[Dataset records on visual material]

● ● ● ● ●

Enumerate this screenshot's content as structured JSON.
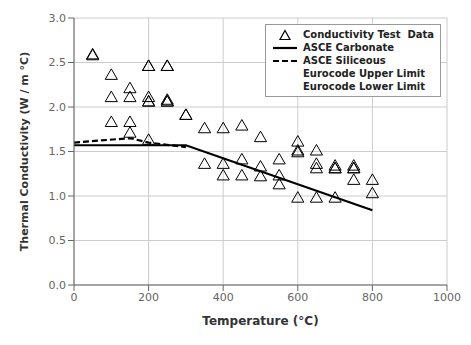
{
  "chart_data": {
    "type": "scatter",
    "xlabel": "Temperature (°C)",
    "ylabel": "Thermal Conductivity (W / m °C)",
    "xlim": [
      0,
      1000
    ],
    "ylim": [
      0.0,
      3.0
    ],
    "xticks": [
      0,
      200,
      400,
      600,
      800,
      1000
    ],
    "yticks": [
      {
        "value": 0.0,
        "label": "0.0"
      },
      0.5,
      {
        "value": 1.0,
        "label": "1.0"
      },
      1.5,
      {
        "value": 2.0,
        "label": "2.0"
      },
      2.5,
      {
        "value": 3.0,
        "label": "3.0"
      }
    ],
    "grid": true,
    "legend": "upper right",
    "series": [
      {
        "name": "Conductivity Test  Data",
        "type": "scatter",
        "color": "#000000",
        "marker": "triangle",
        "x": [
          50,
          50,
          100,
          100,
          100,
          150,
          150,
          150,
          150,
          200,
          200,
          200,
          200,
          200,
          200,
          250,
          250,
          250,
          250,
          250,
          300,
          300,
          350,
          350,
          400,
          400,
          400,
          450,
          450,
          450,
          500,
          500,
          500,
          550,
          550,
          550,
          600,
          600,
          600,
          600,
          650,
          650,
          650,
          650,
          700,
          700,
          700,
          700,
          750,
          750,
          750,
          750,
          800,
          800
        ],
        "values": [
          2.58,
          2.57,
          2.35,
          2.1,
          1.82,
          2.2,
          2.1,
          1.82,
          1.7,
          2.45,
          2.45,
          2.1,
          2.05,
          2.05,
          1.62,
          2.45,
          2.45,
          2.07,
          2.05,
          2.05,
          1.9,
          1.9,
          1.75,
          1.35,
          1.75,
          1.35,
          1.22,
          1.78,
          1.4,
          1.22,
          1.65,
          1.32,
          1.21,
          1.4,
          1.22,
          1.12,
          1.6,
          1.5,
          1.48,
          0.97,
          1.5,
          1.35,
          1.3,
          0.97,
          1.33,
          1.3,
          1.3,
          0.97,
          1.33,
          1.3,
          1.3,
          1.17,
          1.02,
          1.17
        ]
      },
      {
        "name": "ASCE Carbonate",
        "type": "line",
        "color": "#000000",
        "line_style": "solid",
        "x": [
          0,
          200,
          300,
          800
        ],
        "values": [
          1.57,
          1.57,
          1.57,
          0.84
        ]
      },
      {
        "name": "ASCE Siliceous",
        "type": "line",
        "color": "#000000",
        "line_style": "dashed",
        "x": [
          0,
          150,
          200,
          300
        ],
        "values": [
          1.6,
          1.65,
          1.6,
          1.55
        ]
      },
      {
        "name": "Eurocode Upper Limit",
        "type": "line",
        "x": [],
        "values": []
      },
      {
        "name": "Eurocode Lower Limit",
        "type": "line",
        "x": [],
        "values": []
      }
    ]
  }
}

● ● ● ● ●

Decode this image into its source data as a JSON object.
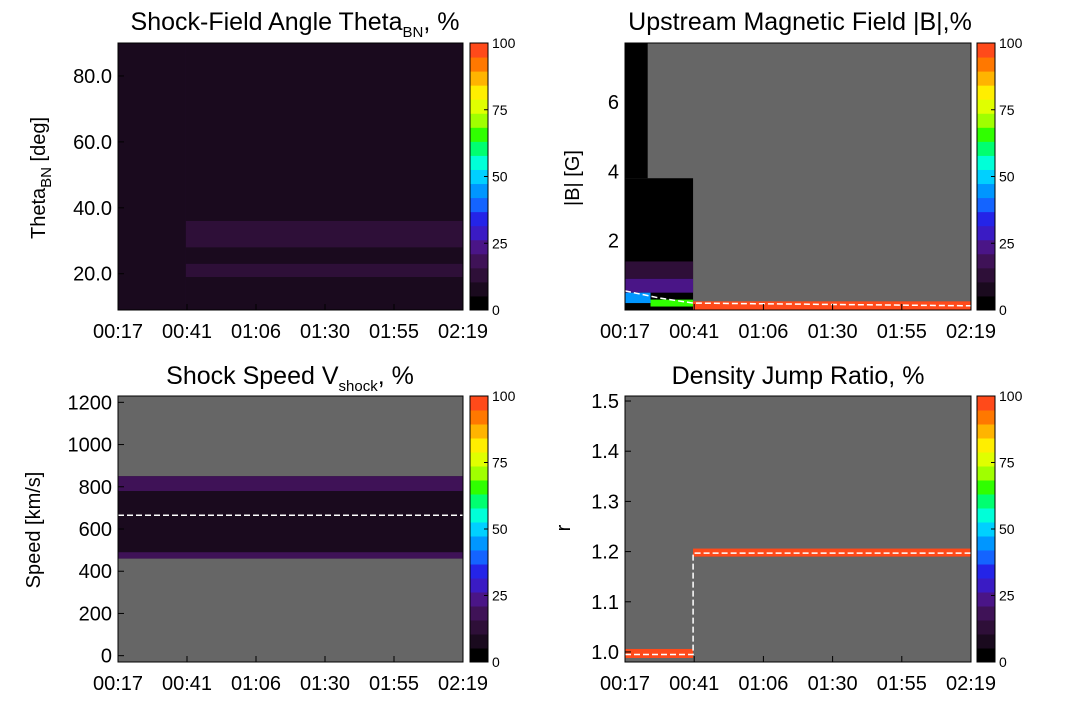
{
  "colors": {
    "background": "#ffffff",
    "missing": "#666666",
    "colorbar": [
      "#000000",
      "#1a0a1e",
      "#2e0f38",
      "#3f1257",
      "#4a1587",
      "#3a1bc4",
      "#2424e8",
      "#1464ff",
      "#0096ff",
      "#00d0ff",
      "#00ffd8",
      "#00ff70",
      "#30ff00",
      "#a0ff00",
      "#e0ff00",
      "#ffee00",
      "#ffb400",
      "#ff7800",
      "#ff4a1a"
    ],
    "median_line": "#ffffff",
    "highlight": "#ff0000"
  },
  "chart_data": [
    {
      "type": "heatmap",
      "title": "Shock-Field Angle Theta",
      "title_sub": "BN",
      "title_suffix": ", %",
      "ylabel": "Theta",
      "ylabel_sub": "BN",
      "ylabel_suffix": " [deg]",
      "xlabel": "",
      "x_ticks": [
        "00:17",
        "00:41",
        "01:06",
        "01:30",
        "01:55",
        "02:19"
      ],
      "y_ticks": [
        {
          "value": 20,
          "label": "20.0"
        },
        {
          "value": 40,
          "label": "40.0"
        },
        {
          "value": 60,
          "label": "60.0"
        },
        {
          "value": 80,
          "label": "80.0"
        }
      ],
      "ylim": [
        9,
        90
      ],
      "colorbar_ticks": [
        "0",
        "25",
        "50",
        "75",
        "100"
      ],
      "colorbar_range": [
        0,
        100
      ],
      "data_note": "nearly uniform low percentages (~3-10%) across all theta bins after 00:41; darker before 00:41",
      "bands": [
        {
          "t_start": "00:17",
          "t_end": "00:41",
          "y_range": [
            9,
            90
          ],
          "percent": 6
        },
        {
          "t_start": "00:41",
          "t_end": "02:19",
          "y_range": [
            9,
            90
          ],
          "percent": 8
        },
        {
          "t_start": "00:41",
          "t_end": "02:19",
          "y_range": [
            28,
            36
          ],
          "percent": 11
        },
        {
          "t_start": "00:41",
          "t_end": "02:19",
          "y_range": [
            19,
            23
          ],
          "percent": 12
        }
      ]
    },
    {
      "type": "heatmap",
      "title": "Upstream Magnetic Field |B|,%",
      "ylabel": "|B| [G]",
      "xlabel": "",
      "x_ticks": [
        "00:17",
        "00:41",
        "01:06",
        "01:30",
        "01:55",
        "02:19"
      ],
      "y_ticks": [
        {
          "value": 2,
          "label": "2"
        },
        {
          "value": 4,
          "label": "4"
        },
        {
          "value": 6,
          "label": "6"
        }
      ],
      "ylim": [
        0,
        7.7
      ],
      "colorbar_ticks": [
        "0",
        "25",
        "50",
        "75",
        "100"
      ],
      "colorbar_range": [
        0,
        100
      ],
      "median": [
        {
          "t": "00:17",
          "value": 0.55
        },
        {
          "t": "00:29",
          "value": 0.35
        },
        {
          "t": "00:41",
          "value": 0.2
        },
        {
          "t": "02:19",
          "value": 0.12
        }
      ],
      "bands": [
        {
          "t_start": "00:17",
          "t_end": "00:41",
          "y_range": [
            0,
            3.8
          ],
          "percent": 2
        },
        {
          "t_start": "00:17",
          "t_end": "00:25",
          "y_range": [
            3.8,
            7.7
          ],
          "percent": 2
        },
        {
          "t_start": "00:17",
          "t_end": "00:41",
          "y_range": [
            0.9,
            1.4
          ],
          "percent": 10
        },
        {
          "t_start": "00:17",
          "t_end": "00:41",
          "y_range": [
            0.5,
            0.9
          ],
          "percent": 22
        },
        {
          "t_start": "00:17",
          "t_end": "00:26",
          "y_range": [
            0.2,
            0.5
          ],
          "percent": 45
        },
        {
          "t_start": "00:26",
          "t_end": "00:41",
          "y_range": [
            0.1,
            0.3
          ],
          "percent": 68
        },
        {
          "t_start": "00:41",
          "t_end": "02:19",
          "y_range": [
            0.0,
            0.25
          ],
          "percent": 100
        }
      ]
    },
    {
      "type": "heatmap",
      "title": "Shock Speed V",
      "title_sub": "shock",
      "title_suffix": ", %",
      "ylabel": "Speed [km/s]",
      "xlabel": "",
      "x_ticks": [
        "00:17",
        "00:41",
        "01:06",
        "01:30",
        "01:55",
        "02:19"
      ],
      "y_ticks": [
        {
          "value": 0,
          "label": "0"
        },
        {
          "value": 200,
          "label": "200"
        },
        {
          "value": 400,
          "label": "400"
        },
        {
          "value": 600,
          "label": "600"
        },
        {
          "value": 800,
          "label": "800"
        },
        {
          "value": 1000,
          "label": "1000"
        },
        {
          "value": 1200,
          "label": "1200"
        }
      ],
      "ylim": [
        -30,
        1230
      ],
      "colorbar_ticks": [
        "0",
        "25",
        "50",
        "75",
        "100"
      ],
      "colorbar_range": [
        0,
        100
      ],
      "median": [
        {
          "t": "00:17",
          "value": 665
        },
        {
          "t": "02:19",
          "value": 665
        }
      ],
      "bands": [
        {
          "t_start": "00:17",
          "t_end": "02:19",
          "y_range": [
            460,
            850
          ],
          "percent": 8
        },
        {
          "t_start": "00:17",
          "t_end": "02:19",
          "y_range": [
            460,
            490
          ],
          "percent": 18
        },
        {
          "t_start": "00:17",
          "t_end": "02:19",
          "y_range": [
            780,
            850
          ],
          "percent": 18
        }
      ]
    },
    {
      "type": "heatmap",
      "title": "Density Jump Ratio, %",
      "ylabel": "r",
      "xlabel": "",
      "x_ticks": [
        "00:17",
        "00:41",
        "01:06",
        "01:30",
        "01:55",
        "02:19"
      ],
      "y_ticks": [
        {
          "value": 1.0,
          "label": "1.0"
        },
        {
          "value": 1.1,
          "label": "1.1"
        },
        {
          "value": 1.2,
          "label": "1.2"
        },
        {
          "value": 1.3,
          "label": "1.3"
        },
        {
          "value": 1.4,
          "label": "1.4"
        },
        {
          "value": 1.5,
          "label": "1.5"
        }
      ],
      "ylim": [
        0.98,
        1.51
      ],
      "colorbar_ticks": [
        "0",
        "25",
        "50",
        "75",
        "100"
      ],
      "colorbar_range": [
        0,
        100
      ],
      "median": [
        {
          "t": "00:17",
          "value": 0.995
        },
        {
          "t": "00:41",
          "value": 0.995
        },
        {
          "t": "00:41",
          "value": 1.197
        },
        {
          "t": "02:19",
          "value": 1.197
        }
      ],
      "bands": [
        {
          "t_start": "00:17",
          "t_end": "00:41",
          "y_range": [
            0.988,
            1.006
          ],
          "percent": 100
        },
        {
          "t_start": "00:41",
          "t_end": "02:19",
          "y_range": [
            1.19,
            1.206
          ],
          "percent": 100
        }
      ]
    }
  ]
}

● ● ● ● ●

→ INSTRUCTIONS TO FOLLOW:
Pick each line holding the word "ffffff" out of the listing.

→ THE SOLUTION:
    "background": "#ffffff",
    "median_line": "#ffffff",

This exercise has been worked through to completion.